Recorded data

◆ ◆ ◆ ◆ ◆

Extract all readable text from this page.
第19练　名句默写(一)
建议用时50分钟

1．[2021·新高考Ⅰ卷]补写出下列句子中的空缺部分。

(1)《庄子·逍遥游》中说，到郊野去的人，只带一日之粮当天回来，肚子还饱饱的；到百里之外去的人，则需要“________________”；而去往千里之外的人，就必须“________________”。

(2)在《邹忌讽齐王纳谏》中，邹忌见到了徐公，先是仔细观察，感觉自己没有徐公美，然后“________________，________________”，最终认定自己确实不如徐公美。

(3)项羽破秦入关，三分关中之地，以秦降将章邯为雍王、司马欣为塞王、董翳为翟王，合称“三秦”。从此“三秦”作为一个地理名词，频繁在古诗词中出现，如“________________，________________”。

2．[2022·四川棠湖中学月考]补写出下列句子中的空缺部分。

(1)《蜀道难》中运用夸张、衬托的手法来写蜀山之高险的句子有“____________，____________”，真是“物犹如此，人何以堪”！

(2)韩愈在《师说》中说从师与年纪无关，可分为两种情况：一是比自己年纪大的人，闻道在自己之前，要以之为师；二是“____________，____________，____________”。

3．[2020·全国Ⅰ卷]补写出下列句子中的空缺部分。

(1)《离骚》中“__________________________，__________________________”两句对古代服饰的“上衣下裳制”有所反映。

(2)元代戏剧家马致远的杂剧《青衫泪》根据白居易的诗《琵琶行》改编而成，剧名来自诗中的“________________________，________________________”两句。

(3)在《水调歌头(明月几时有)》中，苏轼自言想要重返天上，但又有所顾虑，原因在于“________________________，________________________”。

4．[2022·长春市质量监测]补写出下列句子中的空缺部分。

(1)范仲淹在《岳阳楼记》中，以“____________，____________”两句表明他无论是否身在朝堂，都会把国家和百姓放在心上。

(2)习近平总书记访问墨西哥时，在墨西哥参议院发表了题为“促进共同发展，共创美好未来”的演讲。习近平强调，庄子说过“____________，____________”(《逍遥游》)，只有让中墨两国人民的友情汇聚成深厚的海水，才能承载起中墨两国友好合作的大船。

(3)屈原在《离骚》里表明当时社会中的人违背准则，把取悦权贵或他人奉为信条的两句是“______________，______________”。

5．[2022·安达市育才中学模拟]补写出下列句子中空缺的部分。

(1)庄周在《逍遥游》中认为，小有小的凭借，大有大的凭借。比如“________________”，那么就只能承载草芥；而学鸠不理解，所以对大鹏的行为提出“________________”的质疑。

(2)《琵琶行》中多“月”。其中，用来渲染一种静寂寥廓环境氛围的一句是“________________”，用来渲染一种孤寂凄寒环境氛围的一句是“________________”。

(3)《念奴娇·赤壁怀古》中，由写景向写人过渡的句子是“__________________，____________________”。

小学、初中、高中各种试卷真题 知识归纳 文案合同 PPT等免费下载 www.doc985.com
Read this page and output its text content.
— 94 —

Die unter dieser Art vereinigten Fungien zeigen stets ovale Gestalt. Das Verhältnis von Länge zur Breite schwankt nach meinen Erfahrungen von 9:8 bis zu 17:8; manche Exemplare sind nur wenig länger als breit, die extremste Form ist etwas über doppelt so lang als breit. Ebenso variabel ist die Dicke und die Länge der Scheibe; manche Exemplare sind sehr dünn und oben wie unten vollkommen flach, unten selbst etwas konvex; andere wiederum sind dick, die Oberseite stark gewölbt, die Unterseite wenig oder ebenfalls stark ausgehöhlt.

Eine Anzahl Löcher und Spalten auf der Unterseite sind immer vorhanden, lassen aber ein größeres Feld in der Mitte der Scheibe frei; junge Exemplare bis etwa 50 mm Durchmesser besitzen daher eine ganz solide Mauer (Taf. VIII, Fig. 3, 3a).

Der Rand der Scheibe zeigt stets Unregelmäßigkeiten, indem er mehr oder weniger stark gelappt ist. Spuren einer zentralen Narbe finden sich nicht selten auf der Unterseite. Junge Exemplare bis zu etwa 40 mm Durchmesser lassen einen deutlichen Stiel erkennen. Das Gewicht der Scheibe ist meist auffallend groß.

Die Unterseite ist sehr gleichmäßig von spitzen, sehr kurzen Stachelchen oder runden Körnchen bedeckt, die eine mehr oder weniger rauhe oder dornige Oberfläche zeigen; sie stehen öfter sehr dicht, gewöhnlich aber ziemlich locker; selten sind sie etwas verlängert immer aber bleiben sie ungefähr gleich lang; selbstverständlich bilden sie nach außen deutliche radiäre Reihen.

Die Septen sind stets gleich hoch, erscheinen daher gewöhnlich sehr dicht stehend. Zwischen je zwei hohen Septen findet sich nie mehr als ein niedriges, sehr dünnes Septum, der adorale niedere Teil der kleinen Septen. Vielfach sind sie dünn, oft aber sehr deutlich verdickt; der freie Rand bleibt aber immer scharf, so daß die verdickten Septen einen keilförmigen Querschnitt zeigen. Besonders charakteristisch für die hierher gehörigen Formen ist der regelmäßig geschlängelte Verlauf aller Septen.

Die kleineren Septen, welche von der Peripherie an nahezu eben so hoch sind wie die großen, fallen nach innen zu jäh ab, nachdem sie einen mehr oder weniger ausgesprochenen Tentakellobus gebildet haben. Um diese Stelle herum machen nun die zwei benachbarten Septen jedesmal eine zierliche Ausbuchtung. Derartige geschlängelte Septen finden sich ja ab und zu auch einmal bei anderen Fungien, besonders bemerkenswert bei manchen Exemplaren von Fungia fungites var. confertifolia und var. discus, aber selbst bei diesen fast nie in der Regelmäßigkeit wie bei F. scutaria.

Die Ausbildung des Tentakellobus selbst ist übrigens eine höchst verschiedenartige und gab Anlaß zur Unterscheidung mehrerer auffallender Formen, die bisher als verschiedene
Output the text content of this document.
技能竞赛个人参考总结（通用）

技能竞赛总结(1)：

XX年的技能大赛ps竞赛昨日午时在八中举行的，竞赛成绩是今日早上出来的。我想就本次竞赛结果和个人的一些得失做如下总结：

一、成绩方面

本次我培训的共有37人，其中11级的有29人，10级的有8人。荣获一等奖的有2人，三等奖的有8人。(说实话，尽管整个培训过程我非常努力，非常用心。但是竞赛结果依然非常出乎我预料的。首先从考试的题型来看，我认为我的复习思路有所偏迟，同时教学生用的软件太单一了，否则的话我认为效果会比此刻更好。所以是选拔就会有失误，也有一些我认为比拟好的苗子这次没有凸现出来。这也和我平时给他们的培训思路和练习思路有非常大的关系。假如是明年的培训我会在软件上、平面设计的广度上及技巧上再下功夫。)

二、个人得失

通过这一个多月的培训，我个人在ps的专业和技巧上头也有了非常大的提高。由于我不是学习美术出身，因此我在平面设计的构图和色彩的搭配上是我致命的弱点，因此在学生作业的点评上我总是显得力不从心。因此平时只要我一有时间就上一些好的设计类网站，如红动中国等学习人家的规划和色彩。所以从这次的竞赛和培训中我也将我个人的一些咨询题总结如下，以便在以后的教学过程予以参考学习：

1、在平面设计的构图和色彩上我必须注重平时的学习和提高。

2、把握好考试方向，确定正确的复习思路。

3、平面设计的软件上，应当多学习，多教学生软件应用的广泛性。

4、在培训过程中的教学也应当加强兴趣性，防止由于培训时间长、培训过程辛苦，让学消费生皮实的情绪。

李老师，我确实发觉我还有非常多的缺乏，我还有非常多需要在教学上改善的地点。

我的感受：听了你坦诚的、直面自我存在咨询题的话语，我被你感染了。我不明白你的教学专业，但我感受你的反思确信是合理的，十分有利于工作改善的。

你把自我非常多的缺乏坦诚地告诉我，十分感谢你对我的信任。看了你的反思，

◆ ◆ ◆ ◆ ◆

● Aim of the task: Every line above should be written out again exactly as it stands.

● Exercise result:
Extract all readable text from this page.
第19练　名句默写(一)
建议用时50分钟

1．[2021·新高考Ⅰ卷]补写出下列句子中的空缺部分。

(1)《庄子·逍遥游》中说，到郊野去的人，只带一日之粮当天回来，肚子还饱饱的；到百里之外去的人，则需要“________________”；而去往千里之外的人，就必须“________________”。

(2)在《邹忌讽齐王纳谏》中，邹忌见到了徐公，先是仔细观察，感觉自己没有徐公美，然后“________________，________________”，最终认定自己确实不如徐公美。

(3)项羽破秦入关，三分关中之地，以秦降将章邯为雍王、司马欣为塞王、董翳为翟王，合称“三秦”。从此“三秦”作为一个地理名词，频繁在古诗词中出现，如“________________，________________”。

2．[2022·四川棠湖中学月考]补写出下列句子中的空缺部分。

(1)《蜀道难》中运用夸张、衬托的手法来写蜀山之高险的句子有“____________，____________”，真是“物犹如此，人何以堪”！

(2)韩愈在《师说》中说从师与年纪无关，可分为两种情况：一是比自己年纪大的人，闻道在自己之前，要以之为师；二是“____________，____________，____________”。

3．[2020·全国Ⅰ卷]补写出下列句子中的空缺部分。

(1)《离骚》中“__________________________，__________________________”两句对古代服饰的“上衣下裳制”有所反映。

(2)元代戏剧家马致远的杂剧《青衫泪》根据白居易的诗《琵琶行》改编而成，剧名来自诗中的“________________________，________________________”两句。

(3)在《水调歌头(明月几时有)》中，苏轼自言想要重返天上，但又有所顾虑，原因在于“________________________，________________________”。

4．[2022·长春市质量监测]补写出下列句子中的空缺部分。

(1)范仲淹在《岳阳楼记》中，以“____________，____________”两句表明他无论是否身在朝堂，都会把国家和百姓放在心上。

(2)习近平总书记访问墨西哥时，在墨西哥参议院发表了题为“促进共同发展，共创美好未来”的演讲。习近平强调，庄子说过“____________，____________”(《逍遥游》)，只有让中墨两国人民的友情汇聚成深厚的海水，才能承载起中墨两国友好合作的大船。

(3)屈原在《离骚》里表明当时社会中的人违背准则，把取悦权贵或他人奉为信条的两句是“______________，______________”。

5．[2022·安达市育才中学模拟]补写出下列句子中空缺的部分。

(1)庄周在《逍遥游》中认为，小有小的凭借，大有大的凭借。比如“________________”，那么就只能承载草芥；而学鸠不理解，所以对大鹏的行为提出“________________”的质疑。

(2)《琵琶行》中多“月”。其中，用来渲染一种静寂寥廓环境氛围的一句是“________________”，用来渲染一种孤寂凄寒环境氛围的一句是“________________”。

(3)《念奴娇·赤壁怀古》中，由写景向写人过渡的句子是“__________________，____________________”。

小学、初中、高中各种试卷真题 知识归纳 文案合同 PPT等免费下载 www.doc985.com
Read this page and output its text content.
— 94 —

Die unter dieser Art vereinigten Fungien zeigen stets ovale Gestalt. Das Verhältnis von Länge zur Breite schwankt nach meinen Erfahrungen von 9:8 bis zu 17:8; manche Exemplare sind nur wenig länger als breit, die extremste Form ist etwas über doppelt so lang als breit. Ebenso variabel ist die Dicke und die Länge der Scheibe; manche Exemplare sind sehr dünn und oben wie unten vollkommen flach, unten selbst etwas konvex; andere wiederum sind dick, die Oberseite stark gewölbt, die Unterseite wenig oder ebenfalls stark ausgehöhlt.

Eine Anzahl Löcher und Spalten auf der Unterseite sind immer vorhanden, lassen aber ein größeres Feld in der Mitte der Scheibe frei; junge Exemplare bis etwa 50 mm Durchmesser besitzen daher eine ganz solide Mauer (Taf. VIII, Fig. 3, 3a).

Der Rand der Scheibe zeigt stets Unregelmäßigkeiten, indem er mehr oder weniger stark gelappt ist. Spuren einer zentralen Narbe finden sich nicht selten auf der Unterseite. Junge Exemplare bis zu etwa 40 mm Durchmesser lassen einen deutlichen Stiel erkennen. Das Gewicht der Scheibe ist meist auffallend groß.

Die Unterseite ist sehr gleichmäßig von spitzen, sehr kurzen Stachelchen oder runden Körnchen bedeckt, die eine mehr oder weniger rauhe oder dornige Oberfläche zeigen; sie stehen öfter sehr dicht, gewöhnlich aber ziemlich locker; selten sind sie etwas verlängert immer aber bleiben sie ungefähr gleich lang; selbstverständlich bilden sie nach außen deutliche radiäre Reihen.

Die Septen sind stets gleich hoch, erscheinen daher gewöhnlich sehr dicht stehend. Zwischen je zwei hohen Septen findet sich nie mehr als ein niedriges, sehr dünnes Septum, der adorale niedere Teil der kleinen Septen. Vielfach sind sie dünn, oft aber sehr deutlich verdickt; der freie Rand bleibt aber immer scharf, so daß die verdickten Septen einen keilförmigen Querschnitt zeigen. Besonders charakteristisch für die hierher gehörigen Formen ist der regelmäßig geschlängelte Verlauf aller Septen.

Die kleineren Septen, welche von der Peripherie an nahezu eben so hoch sind wie die großen, fallen nach innen zu jäh ab, nachdem sie einen mehr oder weniger ausgesprochenen Tentakellobus gebildet haben. Um diese Stelle herum machen nun die zwei benachbarten Septen jedesmal eine zierliche Ausbuchtung. Derartige geschlängelte Septen finden sich ja ab und zu auch einmal bei anderen Fungien, besonders bemerkenswert bei manchen Exemplaren von Fungia fungites var. confertifolia und var. discus, aber selbst bei diesen fast nie in der Regelmäßigkeit wie bei F. scutaria.

Die Ausbildung des Tentakellobus selbst ist übrigens eine höchst verschiedenartige und gab Anlaß zur Unterscheidung mehrerer auffallender Formen, die bisher als verschiedene
Output the text content of this document.
技能竞赛个人参考总结（通用）

技能竞赛总结(1)：

XX年的技能大赛ps竞赛昨日午时在八中举行的，竞赛成绩是今日早上出来的。我想就本次竞赛结果和个人的一些得失做如下总结：

一、成绩方面

本次我培训的共有37人，其中11级的有29人，10级的有8人。荣获一等奖的有2人，三等奖的有8人。(说实话，尽管整个培训过程我非常努力，非常用心。但是竞赛结果依然非常出乎我预料的。首先从考试的题型来看，我认为我的复习思路有所偏迟，同时教学生用的软件太单一了，否则的话我认为效果会比此刻更好。所以是选拔就会有失误，也有一些我认为比拟好的苗子这次没有凸现出来。这也和我平时给他们的培训思路和练习思路有非常大的关系。假如是明年的培训我会在软件上、平面设计的广度上及技巧上再下功夫。)

二、个人得失

通过这一个多月的培训，我个人在ps的专业和技巧上头也有了非常大的提高。由于我不是学习美术出身，因此我在平面设计的构图和色彩的搭配上是我致命的弱点，因此在学生作业的点评上我总是显得力不从心。因此平时只要我一有时间就上一些好的设计类网站，如红动中国等学习人家的规划和色彩。所以从这次的竞赛和培训中我也将我个人的一些咨询题总结如下，以便在以后的教学过程予以参考学习：

1、在平面设计的构图和色彩上我必须注重平时的学习和提高。

2、把握好考试方向，确定正确的复习思路。

3、平面设计的软件上，应当多学习，多教学生软件应用的广泛性。

4、在培训过程中的教学也应当加强兴趣性，防止由于培训时间长、培训过程辛苦，让学消费生皮实的情绪。

李老师，我确实发觉我还有非常多的缺乏，我还有非常多需要在教学上改善的地点。

我的感受：听了你坦诚的、直面自我存在咨询题的话语，我被你感染了。我不明白你的教学专业，但我感受你的反思确信是合理的，十分有利于工作改善的。

你把自我非常多的缺乏坦诚地告诉我，十分感谢你对我的信任。看了你的反思，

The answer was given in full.